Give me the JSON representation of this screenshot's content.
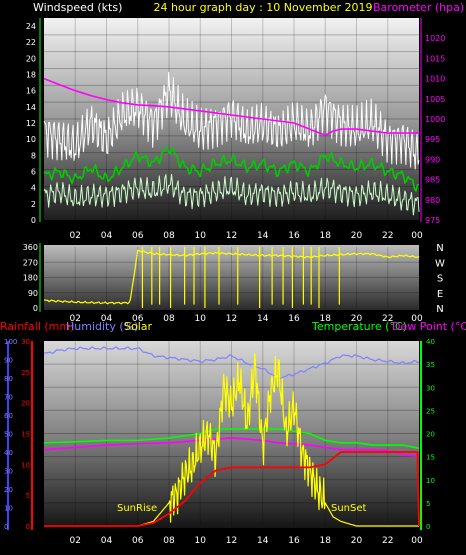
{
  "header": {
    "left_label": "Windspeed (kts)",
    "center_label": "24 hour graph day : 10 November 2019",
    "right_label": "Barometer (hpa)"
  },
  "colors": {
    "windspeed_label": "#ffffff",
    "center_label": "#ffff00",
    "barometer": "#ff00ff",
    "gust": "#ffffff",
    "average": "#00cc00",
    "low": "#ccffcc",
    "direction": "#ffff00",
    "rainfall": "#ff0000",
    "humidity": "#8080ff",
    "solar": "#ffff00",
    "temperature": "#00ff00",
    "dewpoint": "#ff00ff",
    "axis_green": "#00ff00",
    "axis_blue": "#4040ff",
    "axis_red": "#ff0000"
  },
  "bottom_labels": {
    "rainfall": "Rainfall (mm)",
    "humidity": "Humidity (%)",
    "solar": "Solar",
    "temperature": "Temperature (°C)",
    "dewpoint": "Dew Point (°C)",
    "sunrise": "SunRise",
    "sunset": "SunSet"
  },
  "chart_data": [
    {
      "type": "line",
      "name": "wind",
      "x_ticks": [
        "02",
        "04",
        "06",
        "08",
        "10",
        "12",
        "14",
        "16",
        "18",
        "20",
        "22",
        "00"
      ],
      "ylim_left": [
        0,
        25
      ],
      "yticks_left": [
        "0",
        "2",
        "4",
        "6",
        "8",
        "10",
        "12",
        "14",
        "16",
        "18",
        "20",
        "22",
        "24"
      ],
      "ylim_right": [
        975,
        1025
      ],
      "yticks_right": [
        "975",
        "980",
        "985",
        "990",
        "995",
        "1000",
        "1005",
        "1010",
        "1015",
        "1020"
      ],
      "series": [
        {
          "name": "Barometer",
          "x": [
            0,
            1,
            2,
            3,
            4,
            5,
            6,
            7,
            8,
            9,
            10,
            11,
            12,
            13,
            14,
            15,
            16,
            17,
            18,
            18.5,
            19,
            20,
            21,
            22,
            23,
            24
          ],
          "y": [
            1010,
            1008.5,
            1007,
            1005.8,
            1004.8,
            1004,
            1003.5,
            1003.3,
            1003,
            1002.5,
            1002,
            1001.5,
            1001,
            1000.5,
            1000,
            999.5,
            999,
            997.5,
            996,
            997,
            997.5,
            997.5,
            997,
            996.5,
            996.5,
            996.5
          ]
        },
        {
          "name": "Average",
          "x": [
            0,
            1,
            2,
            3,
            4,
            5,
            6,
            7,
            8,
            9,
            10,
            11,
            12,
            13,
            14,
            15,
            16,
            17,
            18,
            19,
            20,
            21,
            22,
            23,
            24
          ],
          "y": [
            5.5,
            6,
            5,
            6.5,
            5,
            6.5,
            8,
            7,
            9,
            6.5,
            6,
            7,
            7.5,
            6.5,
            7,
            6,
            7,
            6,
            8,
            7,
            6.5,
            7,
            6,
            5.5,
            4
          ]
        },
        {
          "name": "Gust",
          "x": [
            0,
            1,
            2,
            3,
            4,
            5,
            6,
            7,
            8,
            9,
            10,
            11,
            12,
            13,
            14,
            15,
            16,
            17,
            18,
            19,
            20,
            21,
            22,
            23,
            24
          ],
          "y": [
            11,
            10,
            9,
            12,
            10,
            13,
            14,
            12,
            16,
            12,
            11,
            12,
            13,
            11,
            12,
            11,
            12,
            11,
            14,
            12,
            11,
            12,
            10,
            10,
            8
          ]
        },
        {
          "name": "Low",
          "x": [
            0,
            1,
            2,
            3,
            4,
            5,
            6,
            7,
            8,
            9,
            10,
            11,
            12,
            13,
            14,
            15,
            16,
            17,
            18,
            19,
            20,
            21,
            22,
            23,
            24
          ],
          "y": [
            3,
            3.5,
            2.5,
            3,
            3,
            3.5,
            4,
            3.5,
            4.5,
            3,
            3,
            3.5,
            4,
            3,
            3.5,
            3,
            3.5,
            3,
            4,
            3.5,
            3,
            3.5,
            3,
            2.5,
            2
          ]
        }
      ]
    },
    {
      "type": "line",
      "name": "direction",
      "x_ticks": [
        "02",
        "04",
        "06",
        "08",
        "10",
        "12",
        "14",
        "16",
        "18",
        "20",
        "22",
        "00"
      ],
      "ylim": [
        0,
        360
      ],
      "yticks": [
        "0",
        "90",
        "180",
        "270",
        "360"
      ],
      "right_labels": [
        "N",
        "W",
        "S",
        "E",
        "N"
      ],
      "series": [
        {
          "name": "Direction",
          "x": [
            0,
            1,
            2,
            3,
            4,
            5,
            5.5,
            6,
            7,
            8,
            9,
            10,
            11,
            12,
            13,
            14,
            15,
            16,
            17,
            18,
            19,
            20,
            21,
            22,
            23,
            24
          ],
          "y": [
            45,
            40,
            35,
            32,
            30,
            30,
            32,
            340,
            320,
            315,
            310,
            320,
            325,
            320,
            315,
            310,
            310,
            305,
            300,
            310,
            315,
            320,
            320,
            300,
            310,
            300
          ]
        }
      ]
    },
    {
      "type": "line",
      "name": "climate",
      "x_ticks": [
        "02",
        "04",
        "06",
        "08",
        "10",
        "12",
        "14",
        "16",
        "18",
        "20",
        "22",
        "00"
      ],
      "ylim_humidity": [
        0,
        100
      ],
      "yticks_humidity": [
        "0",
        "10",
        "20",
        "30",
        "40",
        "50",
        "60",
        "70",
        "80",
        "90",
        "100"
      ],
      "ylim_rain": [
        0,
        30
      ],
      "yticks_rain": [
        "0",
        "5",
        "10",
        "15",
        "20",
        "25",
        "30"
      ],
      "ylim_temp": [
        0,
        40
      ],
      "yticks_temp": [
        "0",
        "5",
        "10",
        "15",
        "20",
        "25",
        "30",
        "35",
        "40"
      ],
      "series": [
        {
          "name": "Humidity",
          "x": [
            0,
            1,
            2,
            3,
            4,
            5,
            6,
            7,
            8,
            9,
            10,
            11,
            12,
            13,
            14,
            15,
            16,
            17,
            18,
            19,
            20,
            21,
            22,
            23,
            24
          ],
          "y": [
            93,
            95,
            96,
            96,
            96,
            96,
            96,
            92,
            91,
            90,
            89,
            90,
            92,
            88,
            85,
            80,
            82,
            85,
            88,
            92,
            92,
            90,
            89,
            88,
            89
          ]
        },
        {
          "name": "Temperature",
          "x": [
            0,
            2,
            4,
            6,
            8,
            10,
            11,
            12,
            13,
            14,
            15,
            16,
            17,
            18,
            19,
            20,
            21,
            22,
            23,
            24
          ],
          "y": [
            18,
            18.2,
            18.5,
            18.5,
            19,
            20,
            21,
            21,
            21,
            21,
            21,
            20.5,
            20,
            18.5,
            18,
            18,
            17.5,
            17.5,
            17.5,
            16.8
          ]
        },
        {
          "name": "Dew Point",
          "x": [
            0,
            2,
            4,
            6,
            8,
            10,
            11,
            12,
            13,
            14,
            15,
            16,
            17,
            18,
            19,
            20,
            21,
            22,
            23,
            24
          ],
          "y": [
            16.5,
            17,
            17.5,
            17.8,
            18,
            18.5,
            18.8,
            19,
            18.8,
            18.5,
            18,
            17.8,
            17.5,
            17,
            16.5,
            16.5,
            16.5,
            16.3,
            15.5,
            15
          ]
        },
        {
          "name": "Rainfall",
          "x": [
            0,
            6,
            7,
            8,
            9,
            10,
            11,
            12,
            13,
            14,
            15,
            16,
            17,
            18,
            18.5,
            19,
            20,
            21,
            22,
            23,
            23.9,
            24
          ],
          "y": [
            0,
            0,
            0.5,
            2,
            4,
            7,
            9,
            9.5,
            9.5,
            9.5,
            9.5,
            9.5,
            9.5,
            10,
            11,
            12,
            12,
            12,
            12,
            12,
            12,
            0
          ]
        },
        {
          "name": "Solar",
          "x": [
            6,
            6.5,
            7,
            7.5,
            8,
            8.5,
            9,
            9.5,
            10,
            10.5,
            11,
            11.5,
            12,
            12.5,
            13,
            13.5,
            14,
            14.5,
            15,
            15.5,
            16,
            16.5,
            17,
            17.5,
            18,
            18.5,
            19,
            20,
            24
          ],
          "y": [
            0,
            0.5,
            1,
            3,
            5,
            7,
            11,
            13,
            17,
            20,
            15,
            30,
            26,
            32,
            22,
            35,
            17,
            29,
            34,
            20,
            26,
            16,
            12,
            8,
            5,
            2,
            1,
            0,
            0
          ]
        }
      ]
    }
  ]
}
○ ○ ○
• Problem to work on
Make a copy of each line that contains the string "dewpoint".

• Answer to the task
    "dewpoint": "#ff00ff",
    "dewpoint": "Dew Point (°C)",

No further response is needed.